[start Provided records]

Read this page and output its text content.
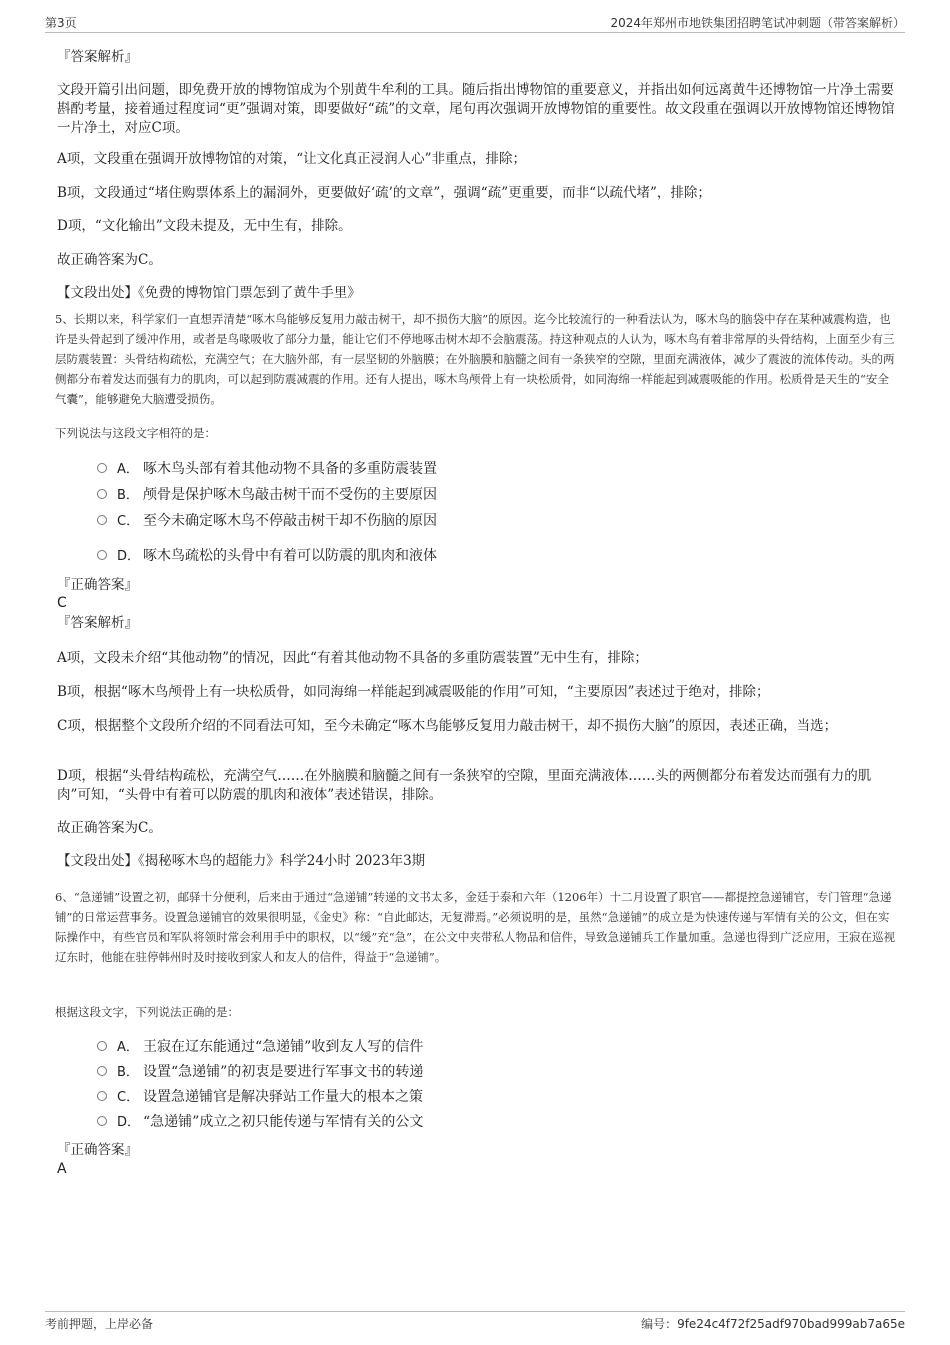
第3页	2024年郑州市地铁集团招聘笔试冲刺题（带答案解析）
『答案解析』
文段开篇引出问题，即免费开放的博物馆成为个别黄牛牟利的工具。随后指出博物馆的重要意义，并指出如何远离黄牛还博物馆一片净土需要斟酌考量，接着通过程度词“更”强调对策，即要做好“疏”的文章，尾句再次强调开放博物馆的重要性。故文段重在强调以开放博物馆还博物馆一片净土，对应C项。
A项，文段重在强调开放博物馆的对策，“让文化真正浸润人心”非重点，排除；
B项，文段通过“堵住购票体系上的漏洞外，更要做好‘疏’的文章”，强调“疏”更重要，而非“以疏代堵”，排除；
D项，“文化输出”文段未提及，无中生有，排除。
故正确答案为C。
【文段出处】《免费的博物馆门票怎到了黄牛手里》
5、长期以来，科学家们一直想弄清楚“啄木鸟能够反复用力敲击树干，却不损伤大脑”的原因。迄今比较流行的一种看法认为，啄木鸟的脑袋中存在某种减震构造，也许是头骨起到了缓冲作用，或者是鸟喙吸收了部分力量，能让它们不停地啄击树木却不会脑震荡。持这种观点的人认为，啄木鸟有着非常厚的头骨结构，上面至少有三层防震装置：头骨结构疏松，充满空气；在大脑外部，有一层坚韧的外脑膜；在外脑膜和脑髓之间有一条狭窄的空隙，里面充满液体，减少了震波的流体传动。头的两侧都分布着发达而强有力的肌肉，可以起到防震减震的作用。还有人提出，啄木鸟颅骨上有一块松质骨，如同海绵一样能起到减震吸能的作用。松质骨是天生的“安全气囊”，能够避免大脑遭受损伤。
下列说法与这段文字相符的是：
A． 啄木鸟头部有着其他动物不具备的多重防震装置
B． 颅骨是保护啄木鸟敲击树干而不受伤的主要原因
C． 至今未确定啄木鸟不停敲击树干却不伤脑的原因
D． 啄木鸟疏松的头骨中有着可以防震的肌肉和液体
『正确答案』
C
『答案解析』
A项，文段未介绍“其他动物”的情况，因此“有着其他动物不具备的多重防震装置”无中生有，排除；
B项，根据“啄木鸟颅骨上有一块松质骨，如同海绵一样能起到减震吸能的作用”可知，“主要原因”表述过于绝对，排除；
C项，根据整个文段所介绍的不同看法可知，至今未确定“啄木鸟能够反复用力敲击树干，却不损伤大脑”的原因，表述正确，当选；
D项，根据“头骨结构疏松，充满空气……在外脑膜和脑髓之间有一条狭窄的空隙，里面充满液体……头的两侧都分布着发达而强有力的肌肉”可知，“头骨中有着可以防震的肌肉和液体”表述错误，排除。
故正确答案为C。
【文段出处】《揭秘啄木鸟的超能力》科学24小时 2023年3期
6、“急递铺”设置之初，邮驿十分便利，后来由于通过“急递铺”转递的文书太多，金廷于泰和六年（1206年）十二月设置了职官——都提控急递铺官，专门管理“急递铺”的日常运营事务。设置急递铺官的效果很明显，《金史》称：“自此邮达，无复滞焉。”必须说明的是，虽然“急递铺”的成立是为快速传递与军情有关的公文，但在实际操作中，有些官员和军队将领时常会利用手中的职权，以“缓”充“急”，在公文中夹带私人物品和信件，导致急递铺兵工作量加重。急递也得到广泛应用，王寂在巡视辽东时，他能在驻停韩州时及时接收到家人和友人的信件，得益于“急递铺”。
根据这段文字，下列说法正确的是：
A． 王寂在辽东能通过“急递铺”收到友人写的信件
B． 设置“急递铺”的初衷是要进行军事文书的转递
C． 设置急递铺官是解决驿站工作量大的根本之策
D． “急递铺”成立之初只能传递与军情有关的公文
『正确答案』
A
考前押题，上岸必备	编号：9fe24c4f72f25adf970bad999ab7a65e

[end Provided records]

Task to complete:
All of the lines above should be printed exactly, minus the pictures.

The result:
Read this page and output its text content.
第3页	2024年郑州市地铁集团招聘笔试冲刺题（带答案解析）
『答案解析』
文段开篇引出问题，即免费开放的博物馆成为个别黄牛牟利的工具。随后指出博物馆的重要意义，并指出如何远离黄牛还博物馆一片净土需要斟酌考量，接着通过程度词“更”强调对策，即要做好“疏”的文章，尾句再次强调开放博物馆的重要性。故文段重在强调以开放博物馆还博物馆一片净土，对应C项。
A项，文段重在强调开放博物馆的对策，“让文化真正浸润人心”非重点，排除；
B项，文段通过“堵住购票体系上的漏洞外，更要做好‘疏’的文章”，强调“疏”更重要，而非“以疏代堵”，排除；
D项，“文化输出”文段未提及，无中生有，排除。
故正确答案为C。
【文段出处】《免费的博物馆门票怎到了黄牛手里》
5、长期以来，科学家们一直想弄清楚“啄木鸟能够反复用力敲击树干，却不损伤大脑”的原因。迄今比较流行的一种看法认为，啄木鸟的脑袋中存在某种减震构造，也许是头骨起到了缓冲作用，或者是鸟喙吸收了部分力量，能让它们不停地啄击树木却不会脑震荡。持这种观点的人认为，啄木鸟有着非常厚的头骨结构，上面至少有三层防震装置：头骨结构疏松，充满空气；在大脑外部，有一层坚韧的外脑膜；在外脑膜和脑髓之间有一条狭窄的空隙，里面充满液体，减少了震波的流体传动。头的两侧都分布着发达而强有力的肌肉，可以起到防震减震的作用。还有人提出，啄木鸟颅骨上有一块松质骨，如同海绵一样能起到减震吸能的作用。松质骨是天生的“安全气囊”，能够避免大脑遭受损伤。
下列说法与这段文字相符的是：
A． 啄木鸟头部有着其他动物不具备的多重防震装置
B． 颅骨是保护啄木鸟敲击树干而不受伤的主要原因
C． 至今未确定啄木鸟不停敲击树干却不伤脑的原因
D． 啄木鸟疏松的头骨中有着可以防震的肌肉和液体
『正确答案』
C
『答案解析』
A项，文段未介绍“其他动物”的情况，因此“有着其他动物不具备的多重防震装置”无中生有，排除；
B项，根据“啄木鸟颅骨上有一块松质骨，如同海绵一样能起到减震吸能的作用”可知，“主要原因”表述过于绝对，排除；
C项，根据整个文段所介绍的不同看法可知，至今未确定“啄木鸟能够反复用力敲击树干，却不损伤大脑”的原因，表述正确，当选；
D项，根据“头骨结构疏松，充满空气……在外脑膜和脑髓之间有一条狭窄的空隙，里面充满液体……头的两侧都分布着发达而强有力的肌肉”可知，“头骨中有着可以防震的肌肉和液体”表述错误，排除。
故正确答案为C。
【文段出处】《揭秘啄木鸟的超能力》科学24小时 2023年3期
6、“急递铺”设置之初，邮驿十分便利，后来由于通过“急递铺”转递的文书太多，金廷于泰和六年（1206年）十二月设置了职官——都提控急递铺官，专门管理“急递铺”的日常运营事务。设置急递铺官的效果很明显，《金史》称：“自此邮达，无复滞焉。”必须说明的是，虽然“急递铺”的成立是为快速传递与军情有关的公文，但在实际操作中，有些官员和军队将领时常会利用手中的职权，以“缓”充“急”，在公文中夹带私人物品和信件，导致急递铺兵工作量加重。急递也得到广泛应用，王寂在巡视辽东时，他能在驻停韩州时及时接收到家人和友人的信件，得益于“急递铺”。
根据这段文字，下列说法正确的是：
A． 王寂在辽东能通过“急递铺”收到友人写的信件
B． 设置“急递铺”的初衷是要进行军事文书的转递
C． 设置急递铺官是解决驿站工作量大的根本之策
D． “急递铺”成立之初只能传递与军情有关的公文
『正确答案』
A
考前押题，上岸必备	编号：9fe24c4f72f25adf970bad999ab7a65e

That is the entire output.